** START OF RECORDS SHOWN **

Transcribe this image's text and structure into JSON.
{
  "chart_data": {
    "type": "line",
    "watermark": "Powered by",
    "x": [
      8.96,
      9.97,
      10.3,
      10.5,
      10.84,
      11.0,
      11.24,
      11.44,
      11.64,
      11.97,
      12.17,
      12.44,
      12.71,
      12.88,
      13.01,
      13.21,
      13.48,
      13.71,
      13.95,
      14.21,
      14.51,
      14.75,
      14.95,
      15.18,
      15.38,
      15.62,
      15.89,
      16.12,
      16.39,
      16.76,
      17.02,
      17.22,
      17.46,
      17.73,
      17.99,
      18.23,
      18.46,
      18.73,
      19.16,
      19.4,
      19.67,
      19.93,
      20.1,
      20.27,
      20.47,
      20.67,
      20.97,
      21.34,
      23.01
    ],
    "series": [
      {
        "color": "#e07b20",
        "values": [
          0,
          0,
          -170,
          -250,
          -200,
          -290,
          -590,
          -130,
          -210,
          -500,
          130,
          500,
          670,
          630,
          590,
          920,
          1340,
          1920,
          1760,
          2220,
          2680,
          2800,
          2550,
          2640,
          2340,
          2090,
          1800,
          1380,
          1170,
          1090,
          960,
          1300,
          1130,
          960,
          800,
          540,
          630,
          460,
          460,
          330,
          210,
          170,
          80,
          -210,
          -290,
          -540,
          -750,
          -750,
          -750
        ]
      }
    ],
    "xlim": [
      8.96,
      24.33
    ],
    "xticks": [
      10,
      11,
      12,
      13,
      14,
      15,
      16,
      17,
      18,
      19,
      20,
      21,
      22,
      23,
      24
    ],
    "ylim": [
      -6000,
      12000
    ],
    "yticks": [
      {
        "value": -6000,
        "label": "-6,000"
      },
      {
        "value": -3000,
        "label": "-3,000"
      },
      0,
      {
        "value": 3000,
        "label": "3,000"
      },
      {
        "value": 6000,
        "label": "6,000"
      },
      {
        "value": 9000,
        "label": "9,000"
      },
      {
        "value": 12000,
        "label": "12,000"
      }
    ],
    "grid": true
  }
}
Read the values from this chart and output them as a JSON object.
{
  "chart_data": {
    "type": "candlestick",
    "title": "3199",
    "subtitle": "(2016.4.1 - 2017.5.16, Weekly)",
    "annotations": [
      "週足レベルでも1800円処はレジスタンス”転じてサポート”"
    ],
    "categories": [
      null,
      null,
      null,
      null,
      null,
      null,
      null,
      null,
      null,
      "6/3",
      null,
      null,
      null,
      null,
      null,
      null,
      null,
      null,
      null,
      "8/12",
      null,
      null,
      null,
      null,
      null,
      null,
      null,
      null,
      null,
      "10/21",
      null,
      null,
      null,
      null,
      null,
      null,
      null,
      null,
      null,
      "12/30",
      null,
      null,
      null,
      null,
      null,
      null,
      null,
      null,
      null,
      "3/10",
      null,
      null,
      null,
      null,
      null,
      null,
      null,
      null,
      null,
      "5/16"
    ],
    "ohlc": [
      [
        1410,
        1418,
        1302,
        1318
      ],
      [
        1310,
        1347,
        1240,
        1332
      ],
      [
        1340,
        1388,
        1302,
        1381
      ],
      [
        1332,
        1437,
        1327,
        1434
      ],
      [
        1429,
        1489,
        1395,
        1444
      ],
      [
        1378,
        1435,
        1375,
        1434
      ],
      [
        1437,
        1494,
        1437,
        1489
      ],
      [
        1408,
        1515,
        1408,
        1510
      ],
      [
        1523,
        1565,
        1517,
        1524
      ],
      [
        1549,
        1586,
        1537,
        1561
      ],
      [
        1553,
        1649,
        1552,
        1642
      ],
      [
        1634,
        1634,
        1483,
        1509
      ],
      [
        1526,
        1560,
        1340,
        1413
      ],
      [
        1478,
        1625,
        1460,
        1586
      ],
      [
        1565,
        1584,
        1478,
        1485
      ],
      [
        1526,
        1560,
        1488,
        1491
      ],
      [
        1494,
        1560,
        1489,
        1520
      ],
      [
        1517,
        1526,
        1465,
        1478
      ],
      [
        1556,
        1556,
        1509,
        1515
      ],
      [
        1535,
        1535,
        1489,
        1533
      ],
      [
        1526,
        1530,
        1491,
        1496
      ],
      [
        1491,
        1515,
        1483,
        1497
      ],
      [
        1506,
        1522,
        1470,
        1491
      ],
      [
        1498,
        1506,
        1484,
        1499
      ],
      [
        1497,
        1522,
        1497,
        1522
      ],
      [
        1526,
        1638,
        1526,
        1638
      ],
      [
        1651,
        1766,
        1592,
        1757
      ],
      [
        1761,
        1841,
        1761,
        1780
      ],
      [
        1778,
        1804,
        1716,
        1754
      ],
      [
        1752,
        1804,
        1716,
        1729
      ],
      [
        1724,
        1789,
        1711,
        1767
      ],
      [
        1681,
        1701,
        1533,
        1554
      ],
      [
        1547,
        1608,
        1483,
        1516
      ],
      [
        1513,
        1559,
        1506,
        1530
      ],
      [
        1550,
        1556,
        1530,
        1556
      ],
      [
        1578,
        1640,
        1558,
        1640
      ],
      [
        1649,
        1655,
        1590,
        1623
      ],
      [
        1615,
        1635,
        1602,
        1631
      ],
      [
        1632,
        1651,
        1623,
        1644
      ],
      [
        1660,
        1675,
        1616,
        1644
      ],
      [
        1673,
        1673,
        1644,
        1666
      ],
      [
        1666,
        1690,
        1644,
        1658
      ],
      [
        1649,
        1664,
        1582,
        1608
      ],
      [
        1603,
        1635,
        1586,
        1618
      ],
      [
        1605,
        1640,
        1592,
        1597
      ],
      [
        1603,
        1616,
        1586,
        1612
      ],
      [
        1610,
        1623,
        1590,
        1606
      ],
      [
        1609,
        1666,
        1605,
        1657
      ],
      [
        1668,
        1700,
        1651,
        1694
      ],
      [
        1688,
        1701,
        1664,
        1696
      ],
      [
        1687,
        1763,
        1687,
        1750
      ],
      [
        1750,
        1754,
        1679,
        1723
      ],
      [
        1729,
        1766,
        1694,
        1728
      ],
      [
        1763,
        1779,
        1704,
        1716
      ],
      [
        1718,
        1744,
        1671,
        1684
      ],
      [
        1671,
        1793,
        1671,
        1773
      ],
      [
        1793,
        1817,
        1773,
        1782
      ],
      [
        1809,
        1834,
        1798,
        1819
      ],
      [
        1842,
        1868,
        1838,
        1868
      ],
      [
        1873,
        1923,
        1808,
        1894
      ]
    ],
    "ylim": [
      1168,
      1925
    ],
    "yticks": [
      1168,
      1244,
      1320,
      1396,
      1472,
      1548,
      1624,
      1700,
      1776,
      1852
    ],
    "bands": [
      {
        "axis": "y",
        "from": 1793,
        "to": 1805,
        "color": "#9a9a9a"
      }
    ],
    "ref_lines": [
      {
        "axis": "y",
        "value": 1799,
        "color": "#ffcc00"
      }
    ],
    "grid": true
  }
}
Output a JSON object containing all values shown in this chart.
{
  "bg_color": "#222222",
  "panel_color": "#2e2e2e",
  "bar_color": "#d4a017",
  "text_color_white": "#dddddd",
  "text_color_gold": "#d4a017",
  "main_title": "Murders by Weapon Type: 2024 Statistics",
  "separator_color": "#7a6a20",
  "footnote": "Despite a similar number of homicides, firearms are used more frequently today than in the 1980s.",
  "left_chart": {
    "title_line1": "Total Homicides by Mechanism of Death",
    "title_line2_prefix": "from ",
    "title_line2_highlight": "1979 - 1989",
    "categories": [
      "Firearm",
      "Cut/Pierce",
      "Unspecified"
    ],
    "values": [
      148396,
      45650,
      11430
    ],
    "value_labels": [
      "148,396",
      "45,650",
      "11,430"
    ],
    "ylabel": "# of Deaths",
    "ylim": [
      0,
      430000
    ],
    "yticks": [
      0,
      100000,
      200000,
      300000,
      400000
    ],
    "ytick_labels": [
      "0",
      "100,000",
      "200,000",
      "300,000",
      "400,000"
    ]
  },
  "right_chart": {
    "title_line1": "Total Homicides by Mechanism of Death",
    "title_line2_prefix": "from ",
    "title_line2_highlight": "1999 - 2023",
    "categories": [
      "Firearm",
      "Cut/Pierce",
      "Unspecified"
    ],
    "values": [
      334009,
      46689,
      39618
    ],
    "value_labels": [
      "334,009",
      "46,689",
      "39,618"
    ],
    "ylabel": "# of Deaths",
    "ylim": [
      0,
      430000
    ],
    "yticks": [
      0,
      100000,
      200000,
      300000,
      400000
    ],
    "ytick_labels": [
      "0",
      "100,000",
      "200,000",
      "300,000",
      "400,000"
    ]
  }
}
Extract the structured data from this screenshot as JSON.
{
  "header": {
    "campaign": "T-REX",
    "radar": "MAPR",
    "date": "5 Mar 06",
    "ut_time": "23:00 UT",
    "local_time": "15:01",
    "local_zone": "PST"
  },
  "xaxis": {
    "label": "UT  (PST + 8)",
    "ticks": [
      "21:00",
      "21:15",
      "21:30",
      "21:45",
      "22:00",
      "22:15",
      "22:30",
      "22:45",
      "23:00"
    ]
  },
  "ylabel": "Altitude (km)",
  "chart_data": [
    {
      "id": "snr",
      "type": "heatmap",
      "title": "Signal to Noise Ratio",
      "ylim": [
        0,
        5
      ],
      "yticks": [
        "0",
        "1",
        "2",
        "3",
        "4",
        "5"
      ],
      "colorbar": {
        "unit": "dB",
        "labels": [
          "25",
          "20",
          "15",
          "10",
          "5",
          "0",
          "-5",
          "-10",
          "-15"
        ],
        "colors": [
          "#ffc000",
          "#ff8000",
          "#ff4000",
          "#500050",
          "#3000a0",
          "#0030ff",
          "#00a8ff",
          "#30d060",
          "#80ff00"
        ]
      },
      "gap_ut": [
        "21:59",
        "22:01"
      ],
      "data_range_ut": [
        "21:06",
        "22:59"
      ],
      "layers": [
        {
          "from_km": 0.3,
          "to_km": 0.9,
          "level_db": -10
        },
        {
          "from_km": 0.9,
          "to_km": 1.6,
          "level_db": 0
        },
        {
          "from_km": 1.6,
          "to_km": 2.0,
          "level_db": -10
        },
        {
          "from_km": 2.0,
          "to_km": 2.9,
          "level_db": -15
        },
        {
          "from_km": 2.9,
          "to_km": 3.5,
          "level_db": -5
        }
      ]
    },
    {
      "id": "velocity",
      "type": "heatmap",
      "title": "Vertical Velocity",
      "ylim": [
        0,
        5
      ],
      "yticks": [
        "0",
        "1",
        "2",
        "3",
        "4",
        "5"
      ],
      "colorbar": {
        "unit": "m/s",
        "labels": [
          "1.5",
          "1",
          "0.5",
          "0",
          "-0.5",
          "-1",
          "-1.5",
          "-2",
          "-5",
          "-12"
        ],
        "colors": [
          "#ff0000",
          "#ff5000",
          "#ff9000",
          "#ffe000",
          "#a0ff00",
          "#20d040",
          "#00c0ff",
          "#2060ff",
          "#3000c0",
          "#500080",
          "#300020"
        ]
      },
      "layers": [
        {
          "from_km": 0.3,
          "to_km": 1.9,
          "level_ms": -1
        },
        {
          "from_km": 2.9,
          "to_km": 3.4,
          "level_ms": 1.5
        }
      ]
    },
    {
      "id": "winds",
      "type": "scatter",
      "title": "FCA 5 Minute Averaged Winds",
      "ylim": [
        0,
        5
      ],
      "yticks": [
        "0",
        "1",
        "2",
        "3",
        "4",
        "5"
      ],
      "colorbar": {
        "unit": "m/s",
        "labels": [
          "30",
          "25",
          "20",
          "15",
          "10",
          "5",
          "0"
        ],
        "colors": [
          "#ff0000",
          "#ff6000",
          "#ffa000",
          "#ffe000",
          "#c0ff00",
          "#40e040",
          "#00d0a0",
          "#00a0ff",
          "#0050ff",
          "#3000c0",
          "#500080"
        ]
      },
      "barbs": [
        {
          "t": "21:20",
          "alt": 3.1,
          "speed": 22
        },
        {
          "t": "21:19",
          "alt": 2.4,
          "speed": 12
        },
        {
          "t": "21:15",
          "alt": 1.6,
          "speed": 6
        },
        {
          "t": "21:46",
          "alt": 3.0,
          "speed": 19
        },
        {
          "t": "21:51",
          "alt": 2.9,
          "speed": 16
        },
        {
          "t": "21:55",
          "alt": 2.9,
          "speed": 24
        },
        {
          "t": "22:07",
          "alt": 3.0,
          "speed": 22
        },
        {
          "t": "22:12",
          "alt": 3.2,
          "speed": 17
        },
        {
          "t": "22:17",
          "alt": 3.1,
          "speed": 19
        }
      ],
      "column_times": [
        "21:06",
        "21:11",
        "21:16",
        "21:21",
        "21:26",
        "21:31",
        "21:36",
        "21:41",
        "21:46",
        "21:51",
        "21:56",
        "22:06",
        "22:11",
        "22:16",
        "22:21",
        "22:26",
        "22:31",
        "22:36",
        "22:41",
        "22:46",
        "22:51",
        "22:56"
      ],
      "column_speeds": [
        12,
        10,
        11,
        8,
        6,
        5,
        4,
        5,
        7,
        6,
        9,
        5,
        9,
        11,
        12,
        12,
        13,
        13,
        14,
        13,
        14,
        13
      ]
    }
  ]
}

** END OF RECORDS SHOWN **

▶ **EXERCISE DIRECTIONS**: Look for "JSON" and pull out every line that has it.

▶ **RESPONSE FOR THIS EXERCISE**:
Transcribe this image's text and structure into JSON.
Read the values from this chart and output them as a JSON object.
Output a JSON object containing all values shown in this chart.
Extract the structured data from this screenshot as JSON.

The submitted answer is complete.